● Problem to solve
Within the listing below, locate all lines containing the word "moderate". Copy each one.

● Entries shown
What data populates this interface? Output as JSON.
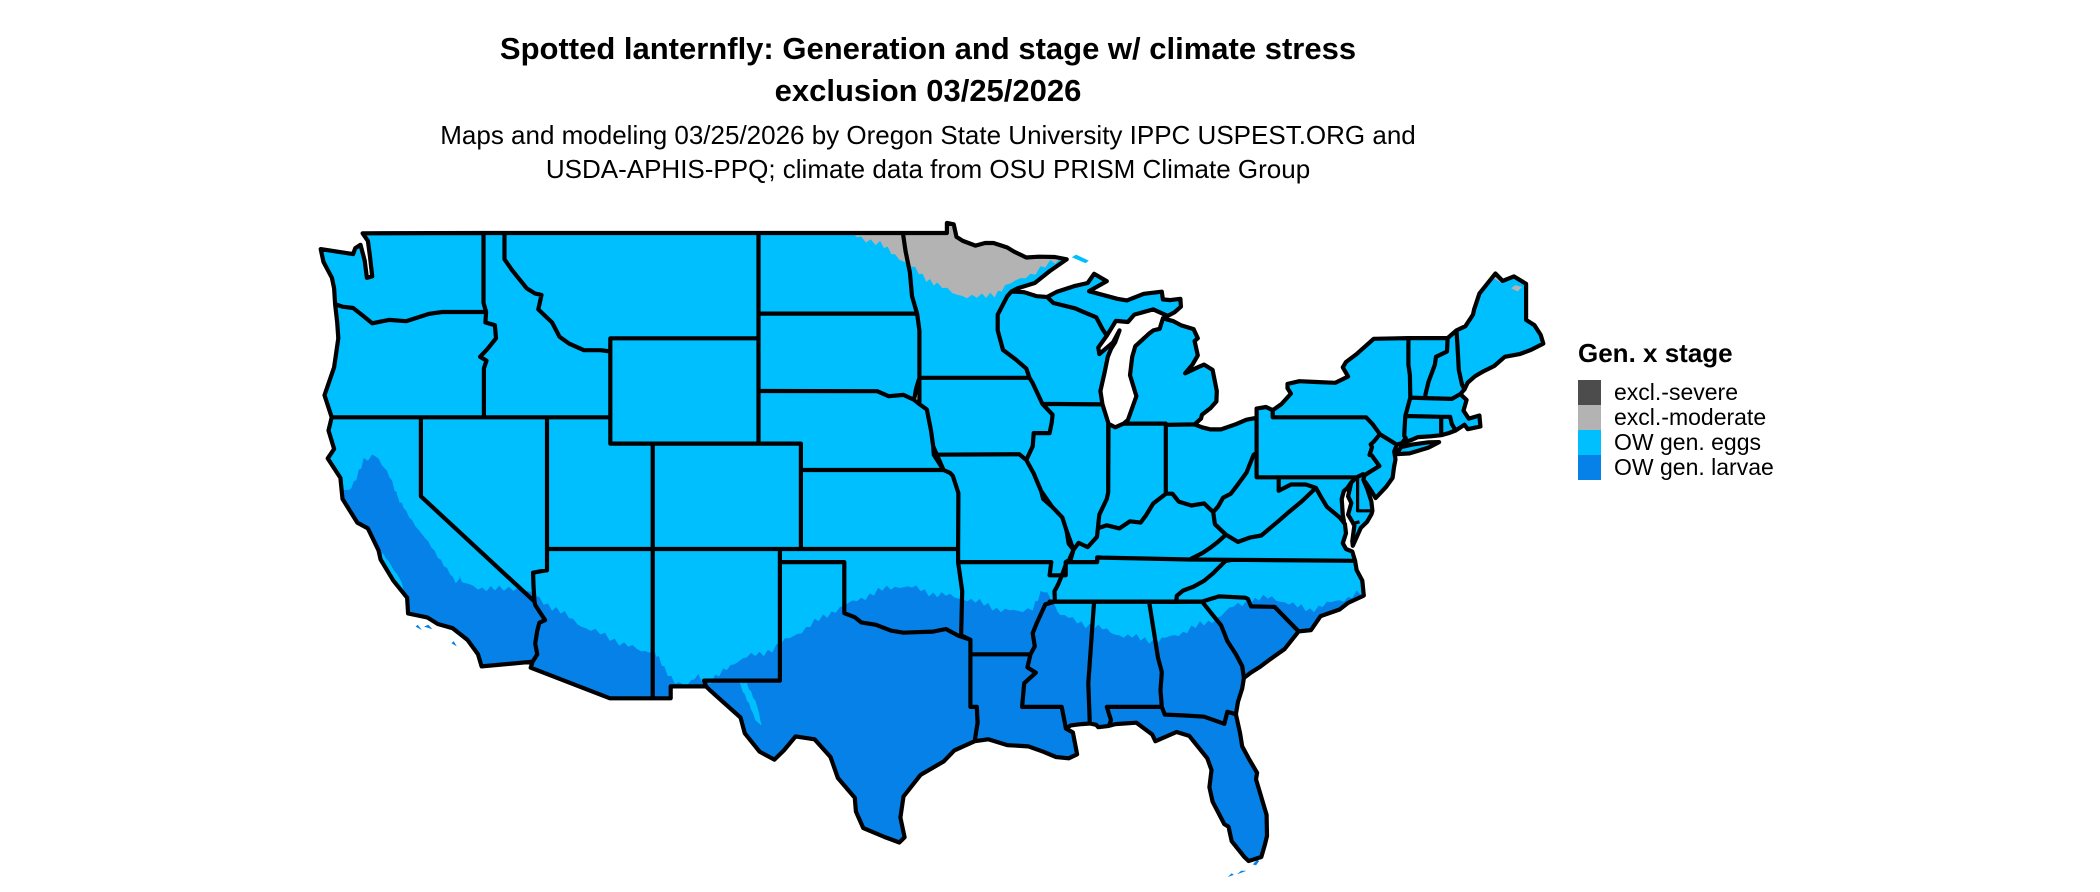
{
  "header": {
    "title_line1": "Spotted lanternfly: Generation and stage w/ climate stress",
    "title_line2": "exclusion 03/25/2026",
    "subtitle_line1": "Maps and modeling 03/25/2026 by Oregon State University IPPC USPEST.ORG and",
    "subtitle_line2": "USDA-APHIS-PPQ; climate data from OSU PRISM Climate Group"
  },
  "legend": {
    "title": "Gen. x stage",
    "items": [
      {
        "label": "excl.-severe",
        "color": "#4C4C4C"
      },
      {
        "label": "excl.-moderate",
        "color": "#B3B3B3"
      },
      {
        "label": "OW gen. eggs",
        "color": "#00BFFF"
      },
      {
        "label": "OW gen. larvae",
        "color": "#0681E8"
      }
    ]
  },
  "map": {
    "region": "Contiguous United States",
    "background_color": "#FFFFFF",
    "border_color": "#000000",
    "base_category": "OW gen. eggs",
    "southern_band_category": "OW gen. larvae",
    "northern_exclusion_category": "excl.-moderate"
  }
}
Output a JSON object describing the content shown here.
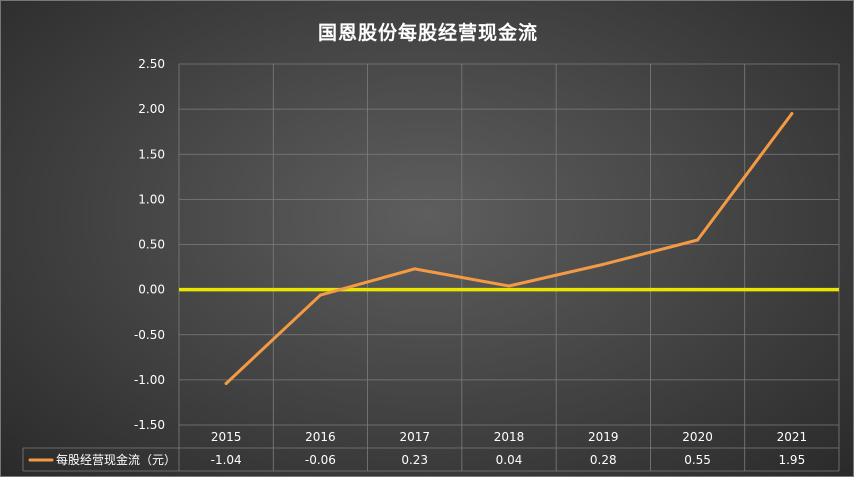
{
  "chart_data": {
    "type": "line",
    "title": "国恩股份每股经营现金流",
    "categories": [
      "2015",
      "2016",
      "2017",
      "2018",
      "2019",
      "2020",
      "2021"
    ],
    "series": [
      {
        "name": "每股经营现金流（元）",
        "values": [
          -1.04,
          -0.06,
          0.23,
          0.04,
          0.28,
          0.55,
          1.95
        ],
        "labels": [
          "-1.04",
          "-0.06",
          "0.23",
          "0.04",
          "0.28",
          "0.55",
          "1.95"
        ],
        "color": "#f39a45"
      }
    ],
    "yticks": [
      "2.50",
      "2.00",
      "1.50",
      "1.00",
      "0.50",
      "0.00",
      "-0.50",
      "-1.00",
      "-1.50"
    ],
    "ylim": [
      -1.5,
      2.5
    ],
    "zero_line_color": "#e6e600",
    "grid": true,
    "data_table": true
  }
}
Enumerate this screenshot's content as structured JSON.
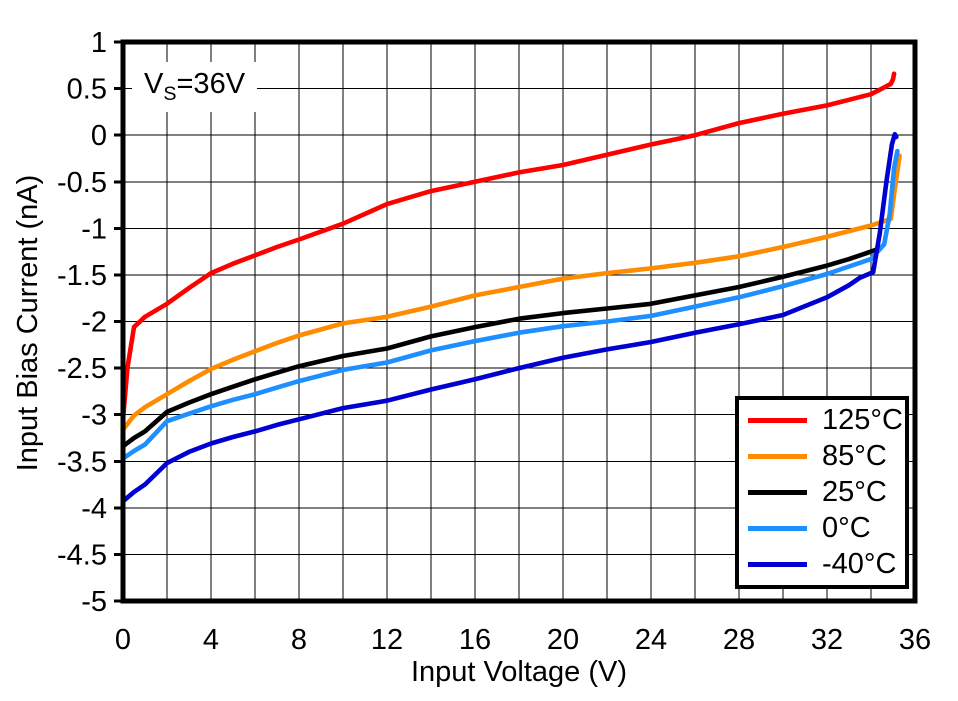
{
  "figure": {
    "annotation": {
      "prefix": "V",
      "sub": "S",
      "rest": "=36V"
    }
  },
  "chart_data": {
    "type": "line",
    "title": "",
    "xlabel": "Input Voltage (V)",
    "ylabel": "Input Bias Current (nA)",
    "annotation": "Vs=36V",
    "xlim": [
      0,
      36
    ],
    "ylim": [
      -5,
      1
    ],
    "grid": true,
    "x_grid_step": 2,
    "y_grid_step": 0.5,
    "x_ticks": [
      "0",
      "4",
      "8",
      "12",
      "16",
      "20",
      "24",
      "28",
      "32",
      "36"
    ],
    "y_ticks": [
      "1",
      "0.5",
      "0",
      "-0.5",
      "-1",
      "-1.5",
      "-2",
      "-2.5",
      "-3",
      "-3.5",
      "-4",
      "-4.5",
      "-5"
    ],
    "legend_position": "bottom-right",
    "series": [
      {
        "name": "125°C",
        "color": "#ff0000",
        "points": [
          [
            0,
            -3.05
          ],
          [
            0.2,
            -2.5
          ],
          [
            0.5,
            -2.06
          ],
          [
            1,
            -1.95
          ],
          [
            2,
            -1.81
          ],
          [
            3,
            -1.64
          ],
          [
            4,
            -1.48
          ],
          [
            5,
            -1.38
          ],
          [
            6,
            -1.29
          ],
          [
            7,
            -1.2
          ],
          [
            8,
            -1.12
          ],
          [
            10,
            -0.95
          ],
          [
            12,
            -0.74
          ],
          [
            14,
            -0.6
          ],
          [
            16,
            -0.5
          ],
          [
            18,
            -0.4
          ],
          [
            20,
            -0.32
          ],
          [
            22,
            -0.21
          ],
          [
            24,
            -0.1
          ],
          [
            26,
            0.0
          ],
          [
            28,
            0.13
          ],
          [
            30,
            0.23
          ],
          [
            32,
            0.32
          ],
          [
            33,
            0.38
          ],
          [
            34,
            0.44
          ],
          [
            34.5,
            0.5
          ],
          [
            34.9,
            0.55
          ],
          [
            35.0,
            0.6
          ],
          [
            35.05,
            0.66
          ]
        ]
      },
      {
        "name": "85°C",
        "color": "#ff8c00",
        "points": [
          [
            0,
            -3.16
          ],
          [
            0.5,
            -3.01
          ],
          [
            1,
            -2.92
          ],
          [
            2,
            -2.78
          ],
          [
            3,
            -2.64
          ],
          [
            4,
            -2.51
          ],
          [
            5,
            -2.41
          ],
          [
            6,
            -2.32
          ],
          [
            7,
            -2.23
          ],
          [
            8,
            -2.15
          ],
          [
            10,
            -2.02
          ],
          [
            12,
            -1.95
          ],
          [
            14,
            -1.84
          ],
          [
            16,
            -1.72
          ],
          [
            18,
            -1.63
          ],
          [
            20,
            -1.54
          ],
          [
            22,
            -1.48
          ],
          [
            24,
            -1.43
          ],
          [
            26,
            -1.37
          ],
          [
            28,
            -1.3
          ],
          [
            30,
            -1.2
          ],
          [
            32,
            -1.09
          ],
          [
            33,
            -1.03
          ],
          [
            34,
            -0.97
          ],
          [
            34.9,
            -0.9
          ],
          [
            35.1,
            -0.55
          ],
          [
            35.3,
            -0.22
          ]
        ]
      },
      {
        "name": "25°C",
        "color": "#000000",
        "points": [
          [
            0,
            -3.34
          ],
          [
            0.5,
            -3.25
          ],
          [
            1,
            -3.18
          ],
          [
            2,
            -2.97
          ],
          [
            3,
            -2.87
          ],
          [
            4,
            -2.78
          ],
          [
            5,
            -2.7
          ],
          [
            6,
            -2.62
          ],
          [
            7,
            -2.55
          ],
          [
            8,
            -2.48
          ],
          [
            10,
            -2.37
          ],
          [
            12,
            -2.29
          ],
          [
            14,
            -2.16
          ],
          [
            16,
            -2.06
          ],
          [
            18,
            -1.97
          ],
          [
            20,
            -1.91
          ],
          [
            22,
            -1.86
          ],
          [
            24,
            -1.81
          ],
          [
            26,
            -1.72
          ],
          [
            28,
            -1.63
          ],
          [
            30,
            -1.52
          ],
          [
            32,
            -1.4
          ],
          [
            33,
            -1.33
          ],
          [
            34,
            -1.25
          ],
          [
            34.45,
            -1.21
          ]
        ]
      },
      {
        "name": "0°C",
        "color": "#1e8fff",
        "points": [
          [
            0,
            -3.47
          ],
          [
            0.5,
            -3.39
          ],
          [
            1,
            -3.32
          ],
          [
            2,
            -3.07
          ],
          [
            3,
            -2.99
          ],
          [
            4,
            -2.91
          ],
          [
            5,
            -2.84
          ],
          [
            6,
            -2.78
          ],
          [
            7,
            -2.71
          ],
          [
            8,
            -2.64
          ],
          [
            10,
            -2.52
          ],
          [
            12,
            -2.44
          ],
          [
            14,
            -2.31
          ],
          [
            16,
            -2.21
          ],
          [
            18,
            -2.12
          ],
          [
            20,
            -2.05
          ],
          [
            22,
            -2.0
          ],
          [
            24,
            -1.94
          ],
          [
            26,
            -1.84
          ],
          [
            28,
            -1.74
          ],
          [
            30,
            -1.62
          ],
          [
            32,
            -1.49
          ],
          [
            33,
            -1.41
          ],
          [
            34,
            -1.33
          ],
          [
            34.6,
            -1.17
          ],
          [
            34.85,
            -0.85
          ],
          [
            35.05,
            -0.35
          ],
          [
            35.2,
            -0.17
          ]
        ]
      },
      {
        "name": "-40°C",
        "color": "#0000d0",
        "points": [
          [
            0,
            -3.93
          ],
          [
            0.5,
            -3.83
          ],
          [
            1,
            -3.75
          ],
          [
            2,
            -3.52
          ],
          [
            3,
            -3.4
          ],
          [
            4,
            -3.31
          ],
          [
            5,
            -3.24
          ],
          [
            6,
            -3.18
          ],
          [
            7,
            -3.11
          ],
          [
            8,
            -3.05
          ],
          [
            10,
            -2.93
          ],
          [
            12,
            -2.85
          ],
          [
            14,
            -2.73
          ],
          [
            16,
            -2.62
          ],
          [
            18,
            -2.5
          ],
          [
            20,
            -2.39
          ],
          [
            22,
            -2.3
          ],
          [
            24,
            -2.22
          ],
          [
            26,
            -2.12
          ],
          [
            28,
            -2.03
          ],
          [
            30,
            -1.93
          ],
          [
            32,
            -1.74
          ],
          [
            33,
            -1.61
          ],
          [
            33.5,
            -1.53
          ],
          [
            34.1,
            -1.47
          ],
          [
            34.4,
            -1.05
          ],
          [
            34.7,
            -0.5
          ],
          [
            34.95,
            -0.1
          ],
          [
            35.08,
            0.01
          ],
          [
            35.15,
            -0.02
          ]
        ]
      }
    ]
  }
}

● Solution to this problem
        "label": "excl.-moderate",
    "northern_exclusion_category": "excl.-moderate"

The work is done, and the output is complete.